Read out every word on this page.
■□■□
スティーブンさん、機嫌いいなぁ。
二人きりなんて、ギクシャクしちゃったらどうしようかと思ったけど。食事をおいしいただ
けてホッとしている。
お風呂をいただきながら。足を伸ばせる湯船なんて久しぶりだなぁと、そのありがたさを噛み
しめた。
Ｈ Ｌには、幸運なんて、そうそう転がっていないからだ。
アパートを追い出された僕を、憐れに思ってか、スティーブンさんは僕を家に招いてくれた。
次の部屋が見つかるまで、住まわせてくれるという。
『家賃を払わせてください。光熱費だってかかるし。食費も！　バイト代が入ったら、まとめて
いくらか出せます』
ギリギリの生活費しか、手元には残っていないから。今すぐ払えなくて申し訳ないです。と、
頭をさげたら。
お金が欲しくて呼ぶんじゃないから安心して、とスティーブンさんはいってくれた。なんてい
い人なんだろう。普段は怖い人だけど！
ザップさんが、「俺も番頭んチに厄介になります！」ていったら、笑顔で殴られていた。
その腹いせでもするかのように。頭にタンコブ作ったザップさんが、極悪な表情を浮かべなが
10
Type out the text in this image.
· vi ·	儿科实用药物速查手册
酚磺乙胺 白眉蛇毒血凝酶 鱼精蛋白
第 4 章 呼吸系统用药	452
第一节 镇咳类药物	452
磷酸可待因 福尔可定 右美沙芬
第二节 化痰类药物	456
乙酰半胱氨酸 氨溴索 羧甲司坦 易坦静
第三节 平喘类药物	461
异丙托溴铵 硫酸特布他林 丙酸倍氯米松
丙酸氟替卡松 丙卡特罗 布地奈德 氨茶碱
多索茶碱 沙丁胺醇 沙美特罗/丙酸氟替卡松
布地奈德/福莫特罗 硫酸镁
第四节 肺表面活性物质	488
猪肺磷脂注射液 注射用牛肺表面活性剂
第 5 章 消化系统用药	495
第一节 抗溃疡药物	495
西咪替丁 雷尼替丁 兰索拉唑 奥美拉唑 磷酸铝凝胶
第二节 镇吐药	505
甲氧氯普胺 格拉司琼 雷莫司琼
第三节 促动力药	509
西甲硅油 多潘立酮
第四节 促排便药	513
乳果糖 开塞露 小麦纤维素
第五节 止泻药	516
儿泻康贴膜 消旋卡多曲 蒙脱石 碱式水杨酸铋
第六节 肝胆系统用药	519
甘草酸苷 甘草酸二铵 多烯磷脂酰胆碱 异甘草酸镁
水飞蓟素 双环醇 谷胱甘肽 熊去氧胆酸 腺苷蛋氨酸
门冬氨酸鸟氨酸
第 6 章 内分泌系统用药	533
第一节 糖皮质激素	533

+---+

WHAT TO WORK ON. Reproduce the full set of records precisely.

RESULT OF THE TASK.
Read out every word on this page.
■□■□
スティーブンさん、機嫌いいなぁ。
二人きりなんて、ギクシャクしちゃったらどうしようかと思ったけど。食事をおいしいただ
けてホッとしている。
お風呂をいただきながら。足を伸ばせる湯船なんて久しぶりだなぁと、そのありがたさを噛み
しめた。
Ｈ Ｌには、幸運なんて、そうそう転がっていないからだ。
アパートを追い出された僕を、憐れに思ってか、スティーブンさんは僕を家に招いてくれた。
次の部屋が見つかるまで、住まわせてくれるという。
『家賃を払わせてください。光熱費だってかかるし。食費も！　バイト代が入ったら、まとめて
いくらか出せます』
ギリギリの生活費しか、手元には残っていないから。今すぐ払えなくて申し訳ないです。と、
頭をさげたら。
お金が欲しくて呼ぶんじゃないから安心して、とスティーブンさんはいってくれた。なんてい
い人なんだろう。普段は怖い人だけど！
ザップさんが、「俺も番頭んチに厄介になります！」ていったら、笑顔で殴られていた。
その腹いせでもするかのように。頭にタンコブ作ったザップさんが、極悪な表情を浮かべなが
10
Type out the text in this image.
· vi ·	儿科实用药物速查手册
酚磺乙胺 白眉蛇毒血凝酶 鱼精蛋白
第 4 章 呼吸系统用药	452
第一节 镇咳类药物	452
磷酸可待因 福尔可定 右美沙芬
第二节 化痰类药物	456
乙酰半胱氨酸 氨溴索 羧甲司坦 易坦静
第三节 平喘类药物	461
异丙托溴铵 硫酸特布他林 丙酸倍氯米松
丙酸氟替卡松 丙卡特罗 布地奈德 氨茶碱
多索茶碱 沙丁胺醇 沙美特罗/丙酸氟替卡松
布地奈德/福莫特罗 硫酸镁
第四节 肺表面活性物质	488
猪肺磷脂注射液 注射用牛肺表面活性剂
第 5 章 消化系统用药	495
第一节 抗溃疡药物	495
西咪替丁 雷尼替丁 兰索拉唑 奥美拉唑 磷酸铝凝胶
第二节 镇吐药	505
甲氧氯普胺 格拉司琼 雷莫司琼
第三节 促动力药	509
西甲硅油 多潘立酮
第四节 促排便药	513
乳果糖 开塞露 小麦纤维素
第五节 止泻药	516
儿泻康贴膜 消旋卡多曲 蒙脱石 碱式水杨酸铋
第六节 肝胆系统用药	519
甘草酸苷 甘草酸二铵 多烯磷脂酰胆碱 异甘草酸镁
水飞蓟素 双环醇 谷胱甘肽 熊去氧胆酸 腺苷蛋氨酸
门冬氨酸鸟氨酸
第 6 章 内分泌系统用药	533
第一节 糖皮质激素	533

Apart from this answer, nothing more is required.